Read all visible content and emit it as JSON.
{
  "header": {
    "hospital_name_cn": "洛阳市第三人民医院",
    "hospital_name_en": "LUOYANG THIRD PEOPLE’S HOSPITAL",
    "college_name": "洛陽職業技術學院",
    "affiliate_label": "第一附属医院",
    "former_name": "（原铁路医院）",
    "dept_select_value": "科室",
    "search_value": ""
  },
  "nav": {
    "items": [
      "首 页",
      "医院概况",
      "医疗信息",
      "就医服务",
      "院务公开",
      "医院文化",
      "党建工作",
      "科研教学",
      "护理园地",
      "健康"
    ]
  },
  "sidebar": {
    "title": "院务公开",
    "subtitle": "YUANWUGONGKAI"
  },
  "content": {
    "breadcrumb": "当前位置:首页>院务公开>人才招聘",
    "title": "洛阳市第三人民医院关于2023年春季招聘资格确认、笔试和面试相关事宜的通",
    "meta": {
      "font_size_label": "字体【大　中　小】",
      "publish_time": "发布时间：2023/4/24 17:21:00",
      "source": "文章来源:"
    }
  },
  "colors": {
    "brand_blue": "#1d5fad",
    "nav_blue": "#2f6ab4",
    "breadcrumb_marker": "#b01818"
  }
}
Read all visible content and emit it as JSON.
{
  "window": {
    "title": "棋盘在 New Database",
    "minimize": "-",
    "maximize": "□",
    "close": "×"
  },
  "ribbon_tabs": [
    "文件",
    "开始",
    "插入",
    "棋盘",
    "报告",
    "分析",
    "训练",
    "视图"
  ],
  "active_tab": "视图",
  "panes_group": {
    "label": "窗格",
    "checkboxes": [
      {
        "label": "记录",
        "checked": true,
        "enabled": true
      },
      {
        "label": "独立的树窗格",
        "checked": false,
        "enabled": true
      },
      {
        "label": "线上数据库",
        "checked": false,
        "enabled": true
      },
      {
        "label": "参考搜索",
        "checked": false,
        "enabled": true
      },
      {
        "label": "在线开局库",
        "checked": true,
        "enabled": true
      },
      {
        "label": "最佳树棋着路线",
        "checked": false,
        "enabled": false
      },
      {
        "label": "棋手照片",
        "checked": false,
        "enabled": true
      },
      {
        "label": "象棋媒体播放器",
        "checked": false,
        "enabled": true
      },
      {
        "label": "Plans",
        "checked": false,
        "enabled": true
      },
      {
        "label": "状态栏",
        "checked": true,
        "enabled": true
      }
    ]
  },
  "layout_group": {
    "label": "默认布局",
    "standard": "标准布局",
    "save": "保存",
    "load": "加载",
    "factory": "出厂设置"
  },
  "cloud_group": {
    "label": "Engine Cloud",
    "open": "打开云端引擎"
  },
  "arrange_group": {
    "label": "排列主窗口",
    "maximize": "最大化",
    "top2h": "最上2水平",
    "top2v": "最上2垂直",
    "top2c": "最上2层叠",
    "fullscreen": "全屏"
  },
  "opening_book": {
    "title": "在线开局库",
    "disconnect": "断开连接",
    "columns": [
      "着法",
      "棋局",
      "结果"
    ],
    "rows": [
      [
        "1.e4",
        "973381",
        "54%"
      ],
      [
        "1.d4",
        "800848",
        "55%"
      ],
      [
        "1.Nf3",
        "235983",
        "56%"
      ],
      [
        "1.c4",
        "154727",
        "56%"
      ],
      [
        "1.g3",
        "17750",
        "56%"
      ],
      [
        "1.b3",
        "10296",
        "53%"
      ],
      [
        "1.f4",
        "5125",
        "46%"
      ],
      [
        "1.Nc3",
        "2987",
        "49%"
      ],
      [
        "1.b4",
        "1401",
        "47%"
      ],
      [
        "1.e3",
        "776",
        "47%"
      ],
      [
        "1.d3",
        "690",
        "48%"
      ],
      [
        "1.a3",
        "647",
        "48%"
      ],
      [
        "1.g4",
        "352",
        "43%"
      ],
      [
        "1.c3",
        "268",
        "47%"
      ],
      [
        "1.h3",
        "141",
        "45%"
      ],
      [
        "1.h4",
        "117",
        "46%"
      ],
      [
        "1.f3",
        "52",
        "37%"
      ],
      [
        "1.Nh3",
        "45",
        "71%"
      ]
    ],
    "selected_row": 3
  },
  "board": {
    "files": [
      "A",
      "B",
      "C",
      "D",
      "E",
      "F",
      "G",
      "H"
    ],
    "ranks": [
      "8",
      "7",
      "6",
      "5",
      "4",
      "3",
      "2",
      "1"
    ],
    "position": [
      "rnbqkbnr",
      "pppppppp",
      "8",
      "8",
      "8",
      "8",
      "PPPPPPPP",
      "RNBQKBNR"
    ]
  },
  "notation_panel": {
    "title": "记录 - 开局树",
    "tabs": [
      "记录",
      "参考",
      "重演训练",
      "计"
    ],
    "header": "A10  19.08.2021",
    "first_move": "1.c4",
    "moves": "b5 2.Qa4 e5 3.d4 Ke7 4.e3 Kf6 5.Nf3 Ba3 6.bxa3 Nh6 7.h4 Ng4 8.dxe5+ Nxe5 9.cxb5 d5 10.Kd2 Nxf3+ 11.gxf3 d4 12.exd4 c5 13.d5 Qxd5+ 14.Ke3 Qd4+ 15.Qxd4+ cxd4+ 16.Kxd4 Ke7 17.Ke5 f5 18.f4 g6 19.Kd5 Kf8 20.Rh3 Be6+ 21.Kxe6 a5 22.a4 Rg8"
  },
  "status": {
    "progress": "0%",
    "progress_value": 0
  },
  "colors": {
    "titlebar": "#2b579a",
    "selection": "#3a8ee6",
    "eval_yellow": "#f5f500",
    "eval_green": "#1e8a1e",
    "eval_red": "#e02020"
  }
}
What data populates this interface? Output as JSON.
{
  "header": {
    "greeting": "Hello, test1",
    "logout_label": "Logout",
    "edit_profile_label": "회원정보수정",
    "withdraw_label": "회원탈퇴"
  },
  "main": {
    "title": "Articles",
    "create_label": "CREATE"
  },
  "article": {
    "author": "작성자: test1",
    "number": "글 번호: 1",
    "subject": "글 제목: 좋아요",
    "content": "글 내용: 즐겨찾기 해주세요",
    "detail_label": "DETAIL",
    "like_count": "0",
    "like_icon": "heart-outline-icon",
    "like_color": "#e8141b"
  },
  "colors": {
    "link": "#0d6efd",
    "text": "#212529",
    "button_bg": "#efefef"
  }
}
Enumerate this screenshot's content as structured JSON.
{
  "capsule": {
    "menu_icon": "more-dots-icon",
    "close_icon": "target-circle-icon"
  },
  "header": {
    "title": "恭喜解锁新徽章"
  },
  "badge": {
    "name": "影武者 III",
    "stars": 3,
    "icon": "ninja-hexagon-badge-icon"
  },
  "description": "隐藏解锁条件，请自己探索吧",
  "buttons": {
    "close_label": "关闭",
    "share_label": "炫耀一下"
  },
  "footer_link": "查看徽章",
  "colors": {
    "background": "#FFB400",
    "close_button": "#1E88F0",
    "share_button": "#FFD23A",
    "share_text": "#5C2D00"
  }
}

▸ STATED PROBLEM: Extract from the material all lines containing the string "icon".

▸ FINISHED EXERCISE:
    "like_icon": "heart-outline-icon",
    "menu_icon": "more-dots-icon",
    "close_icon": "target-circle-icon"
    "icon": "ninja-hexagon-badge-icon"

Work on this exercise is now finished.